▶ Your task: Count lines holding the string "Slider" in the data that follows. Reply with one number only.

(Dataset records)
────

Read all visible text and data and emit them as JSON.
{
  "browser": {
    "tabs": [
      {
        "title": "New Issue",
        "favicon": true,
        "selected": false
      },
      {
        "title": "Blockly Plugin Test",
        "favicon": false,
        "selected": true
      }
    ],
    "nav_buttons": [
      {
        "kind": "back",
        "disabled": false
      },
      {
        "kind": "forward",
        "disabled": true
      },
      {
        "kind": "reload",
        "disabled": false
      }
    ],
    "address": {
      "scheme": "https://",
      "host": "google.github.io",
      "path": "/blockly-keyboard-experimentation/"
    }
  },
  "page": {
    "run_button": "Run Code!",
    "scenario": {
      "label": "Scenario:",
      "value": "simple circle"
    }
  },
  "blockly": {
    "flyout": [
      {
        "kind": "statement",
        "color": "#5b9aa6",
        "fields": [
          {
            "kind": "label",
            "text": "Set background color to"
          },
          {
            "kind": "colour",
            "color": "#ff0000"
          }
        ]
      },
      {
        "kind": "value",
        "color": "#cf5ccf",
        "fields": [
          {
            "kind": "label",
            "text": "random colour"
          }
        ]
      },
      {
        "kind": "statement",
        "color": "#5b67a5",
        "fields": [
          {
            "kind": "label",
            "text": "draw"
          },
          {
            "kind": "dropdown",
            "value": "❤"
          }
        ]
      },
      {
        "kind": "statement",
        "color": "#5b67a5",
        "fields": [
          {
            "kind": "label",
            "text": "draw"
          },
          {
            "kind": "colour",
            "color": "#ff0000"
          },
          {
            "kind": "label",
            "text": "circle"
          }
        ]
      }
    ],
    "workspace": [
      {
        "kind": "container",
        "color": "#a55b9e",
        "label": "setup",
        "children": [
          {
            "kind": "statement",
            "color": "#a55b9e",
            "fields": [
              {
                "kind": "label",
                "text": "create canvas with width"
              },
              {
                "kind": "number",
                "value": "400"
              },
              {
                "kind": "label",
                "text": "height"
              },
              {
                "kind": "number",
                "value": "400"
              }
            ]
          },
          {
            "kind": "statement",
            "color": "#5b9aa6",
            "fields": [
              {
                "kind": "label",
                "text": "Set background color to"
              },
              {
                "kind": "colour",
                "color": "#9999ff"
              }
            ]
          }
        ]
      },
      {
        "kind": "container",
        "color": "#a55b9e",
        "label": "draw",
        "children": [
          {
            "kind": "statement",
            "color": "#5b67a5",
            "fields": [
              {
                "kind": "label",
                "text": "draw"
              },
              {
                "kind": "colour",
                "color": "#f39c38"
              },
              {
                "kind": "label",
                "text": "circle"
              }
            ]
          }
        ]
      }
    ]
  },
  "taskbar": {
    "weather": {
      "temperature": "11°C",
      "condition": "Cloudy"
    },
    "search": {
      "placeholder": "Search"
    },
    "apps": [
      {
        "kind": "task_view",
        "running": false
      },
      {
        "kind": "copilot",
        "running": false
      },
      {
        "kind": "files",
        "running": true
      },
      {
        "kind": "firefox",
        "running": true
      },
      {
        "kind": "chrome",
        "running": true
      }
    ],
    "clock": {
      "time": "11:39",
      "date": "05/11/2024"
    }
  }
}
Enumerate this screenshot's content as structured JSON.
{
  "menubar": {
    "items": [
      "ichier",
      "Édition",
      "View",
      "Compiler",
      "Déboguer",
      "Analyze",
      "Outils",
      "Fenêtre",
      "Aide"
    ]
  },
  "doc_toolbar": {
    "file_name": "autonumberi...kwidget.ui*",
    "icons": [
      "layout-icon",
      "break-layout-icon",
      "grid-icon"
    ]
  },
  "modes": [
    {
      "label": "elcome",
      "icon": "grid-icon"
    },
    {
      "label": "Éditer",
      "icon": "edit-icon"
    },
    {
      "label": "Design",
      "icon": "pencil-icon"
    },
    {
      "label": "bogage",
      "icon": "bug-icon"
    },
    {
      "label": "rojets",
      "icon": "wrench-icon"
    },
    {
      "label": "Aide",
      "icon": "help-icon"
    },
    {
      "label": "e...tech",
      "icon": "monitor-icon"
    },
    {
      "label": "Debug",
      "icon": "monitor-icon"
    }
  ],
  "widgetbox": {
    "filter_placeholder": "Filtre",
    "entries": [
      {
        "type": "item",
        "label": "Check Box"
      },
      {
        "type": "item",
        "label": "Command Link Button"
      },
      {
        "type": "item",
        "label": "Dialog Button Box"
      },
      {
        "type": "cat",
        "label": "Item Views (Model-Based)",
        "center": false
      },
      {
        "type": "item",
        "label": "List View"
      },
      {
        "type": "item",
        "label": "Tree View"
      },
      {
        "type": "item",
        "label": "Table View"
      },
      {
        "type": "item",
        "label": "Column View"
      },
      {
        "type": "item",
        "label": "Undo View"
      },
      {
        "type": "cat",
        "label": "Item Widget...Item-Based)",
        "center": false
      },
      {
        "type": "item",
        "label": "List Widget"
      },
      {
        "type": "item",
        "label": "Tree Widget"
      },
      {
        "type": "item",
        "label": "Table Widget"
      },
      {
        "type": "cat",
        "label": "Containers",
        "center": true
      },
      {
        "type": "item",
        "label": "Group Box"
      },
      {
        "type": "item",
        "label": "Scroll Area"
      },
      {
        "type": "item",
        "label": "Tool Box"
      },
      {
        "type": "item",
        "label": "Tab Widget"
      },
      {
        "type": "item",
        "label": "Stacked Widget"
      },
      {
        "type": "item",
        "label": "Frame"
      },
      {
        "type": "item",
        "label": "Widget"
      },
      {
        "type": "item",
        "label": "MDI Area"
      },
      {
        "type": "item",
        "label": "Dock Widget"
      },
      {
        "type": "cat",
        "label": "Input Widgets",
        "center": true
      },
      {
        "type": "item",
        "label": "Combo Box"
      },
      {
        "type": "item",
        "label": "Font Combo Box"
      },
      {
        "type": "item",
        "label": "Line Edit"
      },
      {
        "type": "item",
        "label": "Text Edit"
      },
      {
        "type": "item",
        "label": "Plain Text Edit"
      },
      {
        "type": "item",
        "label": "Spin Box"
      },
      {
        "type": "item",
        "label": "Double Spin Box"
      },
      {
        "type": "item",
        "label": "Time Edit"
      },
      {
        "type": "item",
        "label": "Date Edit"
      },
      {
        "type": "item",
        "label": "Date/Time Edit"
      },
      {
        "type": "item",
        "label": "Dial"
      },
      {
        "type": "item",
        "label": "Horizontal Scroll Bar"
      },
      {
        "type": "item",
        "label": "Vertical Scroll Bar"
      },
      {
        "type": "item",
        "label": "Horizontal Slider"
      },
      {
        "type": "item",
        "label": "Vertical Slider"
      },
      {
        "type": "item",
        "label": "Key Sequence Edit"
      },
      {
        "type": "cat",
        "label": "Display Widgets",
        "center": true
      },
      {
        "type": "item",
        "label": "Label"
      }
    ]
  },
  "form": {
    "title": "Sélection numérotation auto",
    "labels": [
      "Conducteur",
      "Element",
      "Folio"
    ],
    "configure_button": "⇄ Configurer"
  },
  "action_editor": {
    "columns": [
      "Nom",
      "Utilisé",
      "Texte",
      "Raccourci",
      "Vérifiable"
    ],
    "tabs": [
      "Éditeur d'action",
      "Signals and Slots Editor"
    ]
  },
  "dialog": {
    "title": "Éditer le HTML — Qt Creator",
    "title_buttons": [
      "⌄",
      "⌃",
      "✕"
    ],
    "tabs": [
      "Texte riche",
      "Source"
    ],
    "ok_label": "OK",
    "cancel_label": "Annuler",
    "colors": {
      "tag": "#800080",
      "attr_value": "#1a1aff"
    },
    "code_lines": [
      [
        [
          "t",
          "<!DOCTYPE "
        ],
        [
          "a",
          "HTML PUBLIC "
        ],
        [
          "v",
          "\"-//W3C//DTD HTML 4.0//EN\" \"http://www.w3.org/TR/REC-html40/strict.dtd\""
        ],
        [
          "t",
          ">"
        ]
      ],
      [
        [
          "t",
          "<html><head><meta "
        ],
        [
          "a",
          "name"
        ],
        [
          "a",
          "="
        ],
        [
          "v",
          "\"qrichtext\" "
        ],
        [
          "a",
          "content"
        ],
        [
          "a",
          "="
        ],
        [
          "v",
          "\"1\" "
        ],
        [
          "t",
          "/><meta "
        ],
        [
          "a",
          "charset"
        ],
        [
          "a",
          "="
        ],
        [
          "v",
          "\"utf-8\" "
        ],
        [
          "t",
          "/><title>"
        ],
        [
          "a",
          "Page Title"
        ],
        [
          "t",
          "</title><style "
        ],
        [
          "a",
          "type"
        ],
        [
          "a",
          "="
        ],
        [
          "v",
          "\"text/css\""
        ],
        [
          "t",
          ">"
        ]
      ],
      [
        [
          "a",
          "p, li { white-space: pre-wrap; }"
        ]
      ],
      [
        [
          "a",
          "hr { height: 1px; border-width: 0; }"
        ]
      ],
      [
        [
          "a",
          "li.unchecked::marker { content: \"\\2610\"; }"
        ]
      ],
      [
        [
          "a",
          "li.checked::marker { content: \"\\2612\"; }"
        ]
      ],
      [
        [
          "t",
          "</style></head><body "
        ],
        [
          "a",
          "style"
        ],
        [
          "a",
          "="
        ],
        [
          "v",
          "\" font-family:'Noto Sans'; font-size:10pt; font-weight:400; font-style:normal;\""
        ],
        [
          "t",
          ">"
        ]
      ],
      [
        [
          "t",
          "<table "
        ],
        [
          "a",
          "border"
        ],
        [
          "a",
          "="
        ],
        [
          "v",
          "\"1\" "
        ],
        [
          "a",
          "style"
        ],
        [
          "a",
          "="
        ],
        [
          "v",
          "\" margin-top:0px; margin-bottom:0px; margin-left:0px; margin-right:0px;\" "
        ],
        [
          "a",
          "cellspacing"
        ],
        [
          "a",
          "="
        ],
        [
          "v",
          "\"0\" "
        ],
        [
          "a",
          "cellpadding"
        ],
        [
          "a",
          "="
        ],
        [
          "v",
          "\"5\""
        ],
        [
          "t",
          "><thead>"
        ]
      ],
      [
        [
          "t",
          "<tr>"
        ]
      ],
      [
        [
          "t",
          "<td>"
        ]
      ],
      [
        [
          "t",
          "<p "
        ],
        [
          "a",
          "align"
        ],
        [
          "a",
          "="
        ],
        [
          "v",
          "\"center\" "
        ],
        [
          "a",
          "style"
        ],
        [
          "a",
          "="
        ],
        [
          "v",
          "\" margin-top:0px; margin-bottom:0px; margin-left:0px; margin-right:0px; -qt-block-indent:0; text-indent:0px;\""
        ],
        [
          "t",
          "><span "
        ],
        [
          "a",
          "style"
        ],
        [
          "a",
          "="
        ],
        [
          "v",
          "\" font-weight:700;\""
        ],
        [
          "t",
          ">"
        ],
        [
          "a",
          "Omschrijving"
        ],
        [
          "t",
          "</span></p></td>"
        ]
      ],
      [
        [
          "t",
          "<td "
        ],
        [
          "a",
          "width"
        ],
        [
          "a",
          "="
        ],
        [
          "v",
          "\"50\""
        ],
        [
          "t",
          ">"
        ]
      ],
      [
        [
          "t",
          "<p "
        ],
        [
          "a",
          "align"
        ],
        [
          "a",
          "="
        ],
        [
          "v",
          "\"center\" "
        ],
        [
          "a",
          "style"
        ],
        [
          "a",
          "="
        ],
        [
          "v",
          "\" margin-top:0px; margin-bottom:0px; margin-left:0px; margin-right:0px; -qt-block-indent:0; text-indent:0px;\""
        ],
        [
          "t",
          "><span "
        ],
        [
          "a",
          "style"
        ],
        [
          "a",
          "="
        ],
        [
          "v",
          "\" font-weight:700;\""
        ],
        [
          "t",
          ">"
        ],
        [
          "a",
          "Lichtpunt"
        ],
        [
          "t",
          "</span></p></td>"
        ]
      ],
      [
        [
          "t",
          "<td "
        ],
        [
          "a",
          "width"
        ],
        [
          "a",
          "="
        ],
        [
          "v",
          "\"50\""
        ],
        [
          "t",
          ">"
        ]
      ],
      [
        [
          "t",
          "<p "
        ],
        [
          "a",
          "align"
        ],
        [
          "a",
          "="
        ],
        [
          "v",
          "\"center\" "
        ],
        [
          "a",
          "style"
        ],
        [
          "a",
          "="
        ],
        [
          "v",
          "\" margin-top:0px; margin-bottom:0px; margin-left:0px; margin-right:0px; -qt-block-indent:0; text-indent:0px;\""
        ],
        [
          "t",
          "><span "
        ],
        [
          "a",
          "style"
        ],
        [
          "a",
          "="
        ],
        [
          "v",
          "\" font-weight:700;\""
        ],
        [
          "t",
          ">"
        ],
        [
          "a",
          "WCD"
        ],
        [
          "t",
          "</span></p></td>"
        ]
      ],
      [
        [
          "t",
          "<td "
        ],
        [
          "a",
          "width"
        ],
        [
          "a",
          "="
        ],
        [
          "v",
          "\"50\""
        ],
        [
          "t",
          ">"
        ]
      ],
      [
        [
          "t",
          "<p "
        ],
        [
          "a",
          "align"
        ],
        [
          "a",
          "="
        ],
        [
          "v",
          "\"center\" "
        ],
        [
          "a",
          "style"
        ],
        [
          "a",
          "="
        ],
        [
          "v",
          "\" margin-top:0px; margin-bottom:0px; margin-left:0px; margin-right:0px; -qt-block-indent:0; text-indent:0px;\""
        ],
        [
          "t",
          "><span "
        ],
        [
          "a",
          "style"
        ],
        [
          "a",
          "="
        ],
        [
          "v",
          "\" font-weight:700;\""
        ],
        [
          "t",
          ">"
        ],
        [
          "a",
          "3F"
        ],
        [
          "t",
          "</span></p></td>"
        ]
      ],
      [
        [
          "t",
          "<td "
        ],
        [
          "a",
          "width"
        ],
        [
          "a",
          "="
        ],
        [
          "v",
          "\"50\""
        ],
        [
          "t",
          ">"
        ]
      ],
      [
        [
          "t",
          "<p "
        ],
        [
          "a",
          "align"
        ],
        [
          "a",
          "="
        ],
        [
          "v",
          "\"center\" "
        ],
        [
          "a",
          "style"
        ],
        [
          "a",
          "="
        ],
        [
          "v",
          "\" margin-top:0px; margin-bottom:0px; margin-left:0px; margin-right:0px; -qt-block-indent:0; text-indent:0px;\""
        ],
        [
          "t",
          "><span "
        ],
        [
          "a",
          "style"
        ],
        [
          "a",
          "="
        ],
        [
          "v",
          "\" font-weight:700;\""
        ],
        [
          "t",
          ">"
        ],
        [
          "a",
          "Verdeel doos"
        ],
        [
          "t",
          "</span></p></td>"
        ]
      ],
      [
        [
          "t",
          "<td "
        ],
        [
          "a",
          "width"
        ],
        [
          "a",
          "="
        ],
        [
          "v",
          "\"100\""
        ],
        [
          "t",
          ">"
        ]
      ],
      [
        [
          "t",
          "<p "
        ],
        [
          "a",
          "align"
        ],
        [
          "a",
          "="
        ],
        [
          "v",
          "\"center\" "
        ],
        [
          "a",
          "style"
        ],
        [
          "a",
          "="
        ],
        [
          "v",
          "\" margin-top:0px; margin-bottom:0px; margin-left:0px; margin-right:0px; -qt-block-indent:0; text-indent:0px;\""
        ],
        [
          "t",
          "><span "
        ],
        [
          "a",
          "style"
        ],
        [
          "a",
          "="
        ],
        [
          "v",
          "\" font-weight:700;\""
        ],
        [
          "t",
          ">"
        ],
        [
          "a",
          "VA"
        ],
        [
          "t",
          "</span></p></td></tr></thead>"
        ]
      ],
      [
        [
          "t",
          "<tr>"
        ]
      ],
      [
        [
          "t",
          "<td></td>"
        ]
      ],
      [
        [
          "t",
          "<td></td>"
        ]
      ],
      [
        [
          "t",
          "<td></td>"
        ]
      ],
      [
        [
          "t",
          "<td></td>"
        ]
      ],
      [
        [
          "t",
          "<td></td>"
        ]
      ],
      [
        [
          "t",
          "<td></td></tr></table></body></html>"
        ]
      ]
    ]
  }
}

────

▶ Solution below: 2